[WHAT TO WORK ON] Quote every line below exactly as it reads.

[EXTRACTED RECORDS]

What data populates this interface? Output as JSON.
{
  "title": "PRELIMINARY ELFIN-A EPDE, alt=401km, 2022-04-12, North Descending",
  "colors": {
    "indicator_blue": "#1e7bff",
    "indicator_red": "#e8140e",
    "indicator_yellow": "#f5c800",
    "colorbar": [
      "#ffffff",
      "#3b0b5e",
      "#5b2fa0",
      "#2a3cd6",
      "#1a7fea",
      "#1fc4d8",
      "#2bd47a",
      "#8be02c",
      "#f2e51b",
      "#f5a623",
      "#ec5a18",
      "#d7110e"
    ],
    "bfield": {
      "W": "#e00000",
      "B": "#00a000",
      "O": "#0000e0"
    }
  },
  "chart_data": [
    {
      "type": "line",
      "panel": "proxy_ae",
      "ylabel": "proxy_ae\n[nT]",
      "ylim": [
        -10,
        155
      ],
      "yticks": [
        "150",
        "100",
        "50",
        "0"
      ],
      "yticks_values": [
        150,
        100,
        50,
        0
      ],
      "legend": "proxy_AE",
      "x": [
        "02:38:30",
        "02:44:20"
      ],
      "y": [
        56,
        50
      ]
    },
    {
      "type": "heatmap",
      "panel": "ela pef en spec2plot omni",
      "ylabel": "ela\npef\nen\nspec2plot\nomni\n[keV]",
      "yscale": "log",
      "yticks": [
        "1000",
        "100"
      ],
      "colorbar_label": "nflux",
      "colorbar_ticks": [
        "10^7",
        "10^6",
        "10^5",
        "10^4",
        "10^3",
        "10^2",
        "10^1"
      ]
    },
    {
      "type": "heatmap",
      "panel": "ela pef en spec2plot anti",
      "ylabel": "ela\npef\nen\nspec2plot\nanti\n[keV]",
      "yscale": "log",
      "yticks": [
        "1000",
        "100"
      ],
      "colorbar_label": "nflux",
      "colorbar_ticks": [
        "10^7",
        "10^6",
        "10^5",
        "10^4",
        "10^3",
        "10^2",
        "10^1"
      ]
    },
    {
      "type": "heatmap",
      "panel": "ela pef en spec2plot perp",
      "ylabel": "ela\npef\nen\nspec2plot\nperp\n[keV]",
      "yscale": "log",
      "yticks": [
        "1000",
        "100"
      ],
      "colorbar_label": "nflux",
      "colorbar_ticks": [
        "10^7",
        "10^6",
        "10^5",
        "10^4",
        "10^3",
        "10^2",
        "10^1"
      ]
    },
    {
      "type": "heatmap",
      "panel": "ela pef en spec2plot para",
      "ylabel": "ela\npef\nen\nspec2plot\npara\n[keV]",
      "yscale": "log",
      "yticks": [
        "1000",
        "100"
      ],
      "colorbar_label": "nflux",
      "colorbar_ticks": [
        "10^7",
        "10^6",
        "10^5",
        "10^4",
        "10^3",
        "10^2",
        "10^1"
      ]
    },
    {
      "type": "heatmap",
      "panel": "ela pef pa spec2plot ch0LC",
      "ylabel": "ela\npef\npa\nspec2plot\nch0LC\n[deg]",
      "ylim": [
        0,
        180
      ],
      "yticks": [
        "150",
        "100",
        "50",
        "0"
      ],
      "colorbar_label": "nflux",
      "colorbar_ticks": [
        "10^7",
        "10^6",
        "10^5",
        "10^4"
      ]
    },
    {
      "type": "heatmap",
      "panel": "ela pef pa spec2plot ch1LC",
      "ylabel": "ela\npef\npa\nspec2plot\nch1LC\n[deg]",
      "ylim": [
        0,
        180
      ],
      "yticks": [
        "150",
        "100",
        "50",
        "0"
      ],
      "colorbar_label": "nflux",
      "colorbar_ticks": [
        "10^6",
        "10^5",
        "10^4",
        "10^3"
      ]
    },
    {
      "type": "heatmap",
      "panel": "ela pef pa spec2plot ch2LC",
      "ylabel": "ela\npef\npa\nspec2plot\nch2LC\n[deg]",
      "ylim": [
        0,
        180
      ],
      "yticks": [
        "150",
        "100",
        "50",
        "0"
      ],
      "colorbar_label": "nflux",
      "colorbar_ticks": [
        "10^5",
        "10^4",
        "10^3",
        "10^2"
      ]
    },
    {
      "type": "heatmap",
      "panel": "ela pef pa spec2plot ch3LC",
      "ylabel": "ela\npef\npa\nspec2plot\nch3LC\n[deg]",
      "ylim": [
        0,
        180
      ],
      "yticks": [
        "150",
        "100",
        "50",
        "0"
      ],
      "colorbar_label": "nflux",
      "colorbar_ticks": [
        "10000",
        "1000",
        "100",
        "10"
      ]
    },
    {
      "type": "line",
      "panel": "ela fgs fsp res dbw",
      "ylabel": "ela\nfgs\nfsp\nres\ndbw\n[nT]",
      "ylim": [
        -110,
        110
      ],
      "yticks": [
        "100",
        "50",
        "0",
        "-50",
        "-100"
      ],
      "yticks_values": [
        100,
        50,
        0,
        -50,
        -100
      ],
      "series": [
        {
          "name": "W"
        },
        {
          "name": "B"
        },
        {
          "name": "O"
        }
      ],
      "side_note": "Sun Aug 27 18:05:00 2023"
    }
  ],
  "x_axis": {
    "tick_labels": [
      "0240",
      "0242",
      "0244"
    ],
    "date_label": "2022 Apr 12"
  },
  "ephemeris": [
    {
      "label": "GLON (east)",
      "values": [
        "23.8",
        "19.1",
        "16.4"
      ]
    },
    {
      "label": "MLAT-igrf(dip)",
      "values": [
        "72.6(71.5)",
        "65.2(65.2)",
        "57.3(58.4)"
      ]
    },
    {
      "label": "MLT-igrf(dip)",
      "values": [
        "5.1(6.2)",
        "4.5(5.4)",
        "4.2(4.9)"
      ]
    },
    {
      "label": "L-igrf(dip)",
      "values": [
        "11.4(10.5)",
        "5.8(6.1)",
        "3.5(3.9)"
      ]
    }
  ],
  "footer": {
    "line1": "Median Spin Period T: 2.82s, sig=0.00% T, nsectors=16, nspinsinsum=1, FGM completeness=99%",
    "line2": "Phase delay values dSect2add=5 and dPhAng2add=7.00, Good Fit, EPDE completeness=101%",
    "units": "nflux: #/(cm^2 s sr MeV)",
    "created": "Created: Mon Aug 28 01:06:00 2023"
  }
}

[EXERCISE RESPONSE]
What data populates this interface? Output as JSON.
{
  "title": "PRELIMINARY ELFIN-A EPDE, alt=401km, 2022-04-12, North Descending",
  "colors": {
    "indicator_blue": "#1e7bff",
    "indicator_red": "#e8140e",
    "indicator_yellow": "#f5c800",
    "colorbar": [
      "#ffffff",
      "#3b0b5e",
      "#5b2fa0",
      "#2a3cd6",
      "#1a7fea",
      "#1fc4d8",
      "#2bd47a",
      "#8be02c",
      "#f2e51b",
      "#f5a623",
      "#ec5a18",
      "#d7110e"
    ],
    "bfield": {
      "W": "#e00000",
      "B": "#00a000",
      "O": "#0000e0"
    }
  },
  "chart_data": [
    {
      "type": "line",
      "panel": "proxy_ae",
      "ylabel": "proxy_ae\n[nT]",
      "ylim": [
        -10,
        155
      ],
      "yticks": [
        "150",
        "100",
        "50",
        "0"
      ],
      "yticks_values": [
        150,
        100,
        50,
        0
      ],
      "legend": "proxy_AE",
      "x": [
        "02:38:30",
        "02:44:20"
      ],
      "y": [
        56,
        50
      ]
    },
    {
      "type": "heatmap",
      "panel": "ela pef en spec2plot omni",
      "ylabel": "ela\npef\nen\nspec2plot\nomni\n[keV]",
      "yscale": "log",
      "yticks": [
        "1000",
        "100"
      ],
      "colorbar_label": "nflux",
      "colorbar_ticks": [
        "10^7",
        "10^6",
        "10^5",
        "10^4",
        "10^3",
        "10^2",
        "10^1"
      ]
    },
    {
      "type": "heatmap",
      "panel": "ela pef en spec2plot anti",
      "ylabel": "ela\npef\nen\nspec2plot\nanti\n[keV]",
      "yscale": "log",
      "yticks": [
        "1000",
        "100"
      ],
      "colorbar_label": "nflux",
      "colorbar_ticks": [
        "10^7",
        "10^6",
        "10^5",
        "10^4",
        "10^3",
        "10^2",
        "10^1"
      ]
    },
    {
      "type": "heatmap",
      "panel": "ela pef en spec2plot perp",
      "ylabel": "ela\npef\nen\nspec2plot\nperp\n[keV]",
      "yscale": "log",
      "yticks": [
        "1000",
        "100"
      ],
      "colorbar_label": "nflux",
      "colorbar_ticks": [
        "10^7",
        "10^6",
        "10^5",
        "10^4",
        "10^3",
        "10^2",
        "10^1"
      ]
    },
    {
      "type": "heatmap",
      "panel": "ela pef en spec2plot para",
      "ylabel": "ela\npef\nen\nspec2plot\npara\n[keV]",
      "yscale": "log",
      "yticks": [
        "1000",
        "100"
      ],
      "colorbar_label": "nflux",
      "colorbar_ticks": [
        "10^7",
        "10^6",
        "10^5",
        "10^4",
        "10^3",
        "10^2",
        "10^1"
      ]
    },
    {
      "type": "heatmap",
      "panel": "ela pef pa spec2plot ch0LC",
      "ylabel": "ela\npef\npa\nspec2plot\nch0LC\n[deg]",
      "ylim": [
        0,
        180
      ],
      "yticks": [
        "150",
        "100",
        "50",
        "0"
      ],
      "colorbar_label": "nflux",
      "colorbar_ticks": [
        "10^7",
        "10^6",
        "10^5",
        "10^4"
      ]
    },
    {
      "type": "heatmap",
      "panel": "ela pef pa spec2plot ch1LC",
      "ylabel": "ela\npef\npa\nspec2plot\nch1LC\n[deg]",
      "ylim": [
        0,
        180
      ],
      "yticks": [
        "150",
        "100",
        "50",
        "0"
      ],
      "colorbar_label": "nflux",
      "colorbar_ticks": [
        "10^6",
        "10^5",
        "10^4",
        "10^3"
      ]
    },
    {
      "type": "heatmap",
      "panel": "ela pef pa spec2plot ch2LC",
      "ylabel": "ela\npef\npa\nspec2plot\nch2LC\n[deg]",
      "ylim": [
        0,
        180
      ],
      "yticks": [
        "150",
        "100",
        "50",
        "0"
      ],
      "colorbar_label": "nflux",
      "colorbar_ticks": [
        "10^5",
        "10^4",
        "10^3",
        "10^2"
      ]
    },
    {
      "type": "heatmap",
      "panel": "ela pef pa spec2plot ch3LC",
      "ylabel": "ela\npef\npa\nspec2plot\nch3LC\n[deg]",
      "ylim": [
        0,
        180
      ],
      "yticks": [
        "150",
        "100",
        "50",
        "0"
      ],
      "colorbar_label": "nflux",
      "colorbar_ticks": [
        "10000",
        "1000",
        "100",
        "10"
      ]
    },
    {
      "type": "line",
      "panel": "ela fgs fsp res dbw",
      "ylabel": "ela\nfgs\nfsp\nres\ndbw\n[nT]",
      "ylim": [
        -110,
        110
      ],
      "yticks": [
        "100",
        "50",
        "0",
        "-50",
        "-100"
      ],
      "yticks_values": [
        100,
        50,
        0,
        -50,
        -100
      ],
      "series": [
        {
          "name": "W"
        },
        {
          "name": "B"
        },
        {
          "name": "O"
        }
      ],
      "side_note": "Sun Aug 27 18:05:00 2023"
    }
  ],
  "x_axis": {
    "tick_labels": [
      "0240",
      "0242",
      "0244"
    ],
    "date_label": "2022 Apr 12"
  },
  "ephemeris": [
    {
      "label": "GLON (east)",
      "values": [
        "23.8",
        "19.1",
        "16.4"
      ]
    },
    {
      "label": "MLAT-igrf(dip)",
      "values": [
        "72.6(71.5)",
        "65.2(65.2)",
        "57.3(58.4)"
      ]
    },
    {
      "label": "MLT-igrf(dip)",
      "values": [
        "5.1(6.2)",
        "4.5(5.4)",
        "4.2(4.9)"
      ]
    },
    {
      "label": "L-igrf(dip)",
      "values": [
        "11.4(10.5)",
        "5.8(6.1)",
        "3.5(3.9)"
      ]
    }
  ],
  "footer": {
    "line1": "Median Spin Period T: 2.82s, sig=0.00% T, nsectors=16, nspinsinsum=1, FGM completeness=99%",
    "line2": "Phase delay values dSect2add=5 and dPhAng2add=7.00, Good Fit, EPDE completeness=101%",
    "units": "nflux: #/(cm^2 s sr MeV)",
    "created": "Created: Mon Aug 28 01:06:00 2023"
  }
}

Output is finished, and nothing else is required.